• **Task prompt**
From the entries below, count every line that contains the word "areas". Please give the number and nothing else.

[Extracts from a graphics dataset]
Begin

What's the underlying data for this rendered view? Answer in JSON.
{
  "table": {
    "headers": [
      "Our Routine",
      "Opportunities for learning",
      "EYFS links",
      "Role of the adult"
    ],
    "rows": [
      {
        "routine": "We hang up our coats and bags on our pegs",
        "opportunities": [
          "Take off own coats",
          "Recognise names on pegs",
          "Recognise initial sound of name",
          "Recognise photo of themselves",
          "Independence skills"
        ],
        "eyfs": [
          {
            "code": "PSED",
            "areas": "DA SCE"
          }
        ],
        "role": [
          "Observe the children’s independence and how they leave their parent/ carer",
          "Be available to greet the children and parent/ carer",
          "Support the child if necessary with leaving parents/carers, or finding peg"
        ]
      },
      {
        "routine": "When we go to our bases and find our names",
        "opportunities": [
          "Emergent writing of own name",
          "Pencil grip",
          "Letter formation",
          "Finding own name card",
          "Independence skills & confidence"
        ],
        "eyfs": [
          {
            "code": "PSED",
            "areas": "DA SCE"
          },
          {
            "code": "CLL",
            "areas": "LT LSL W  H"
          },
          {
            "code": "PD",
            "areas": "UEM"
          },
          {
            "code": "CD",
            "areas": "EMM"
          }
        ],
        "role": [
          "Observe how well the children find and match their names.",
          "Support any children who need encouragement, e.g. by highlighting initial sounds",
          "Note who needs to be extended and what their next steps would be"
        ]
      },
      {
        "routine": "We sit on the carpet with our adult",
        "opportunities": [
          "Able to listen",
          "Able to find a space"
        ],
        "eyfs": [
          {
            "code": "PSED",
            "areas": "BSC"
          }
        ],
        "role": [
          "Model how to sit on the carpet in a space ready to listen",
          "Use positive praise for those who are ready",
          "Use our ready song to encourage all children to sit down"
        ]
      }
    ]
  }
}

End
Begin

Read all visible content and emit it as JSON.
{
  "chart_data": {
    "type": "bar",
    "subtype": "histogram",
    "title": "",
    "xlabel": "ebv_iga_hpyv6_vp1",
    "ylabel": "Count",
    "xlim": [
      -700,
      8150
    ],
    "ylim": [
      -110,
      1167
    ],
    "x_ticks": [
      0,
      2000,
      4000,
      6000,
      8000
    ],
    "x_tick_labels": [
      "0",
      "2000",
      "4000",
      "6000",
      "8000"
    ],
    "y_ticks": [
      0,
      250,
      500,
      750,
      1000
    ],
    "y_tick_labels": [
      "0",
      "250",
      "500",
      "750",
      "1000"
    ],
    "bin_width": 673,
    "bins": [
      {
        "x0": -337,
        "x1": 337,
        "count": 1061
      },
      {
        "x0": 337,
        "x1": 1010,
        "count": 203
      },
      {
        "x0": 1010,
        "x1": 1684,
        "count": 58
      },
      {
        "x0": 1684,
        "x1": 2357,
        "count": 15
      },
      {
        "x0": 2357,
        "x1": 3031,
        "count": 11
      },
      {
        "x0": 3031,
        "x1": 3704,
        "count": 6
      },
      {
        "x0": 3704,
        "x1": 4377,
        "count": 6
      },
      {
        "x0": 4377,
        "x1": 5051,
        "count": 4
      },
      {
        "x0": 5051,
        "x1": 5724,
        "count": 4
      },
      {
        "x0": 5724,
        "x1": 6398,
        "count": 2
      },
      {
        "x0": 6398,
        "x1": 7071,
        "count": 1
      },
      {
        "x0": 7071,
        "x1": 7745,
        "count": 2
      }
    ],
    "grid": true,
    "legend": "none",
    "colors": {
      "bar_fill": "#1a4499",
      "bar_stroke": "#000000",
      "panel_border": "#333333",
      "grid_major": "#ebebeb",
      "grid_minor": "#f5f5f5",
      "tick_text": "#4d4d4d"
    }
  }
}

End

• **Final result**
6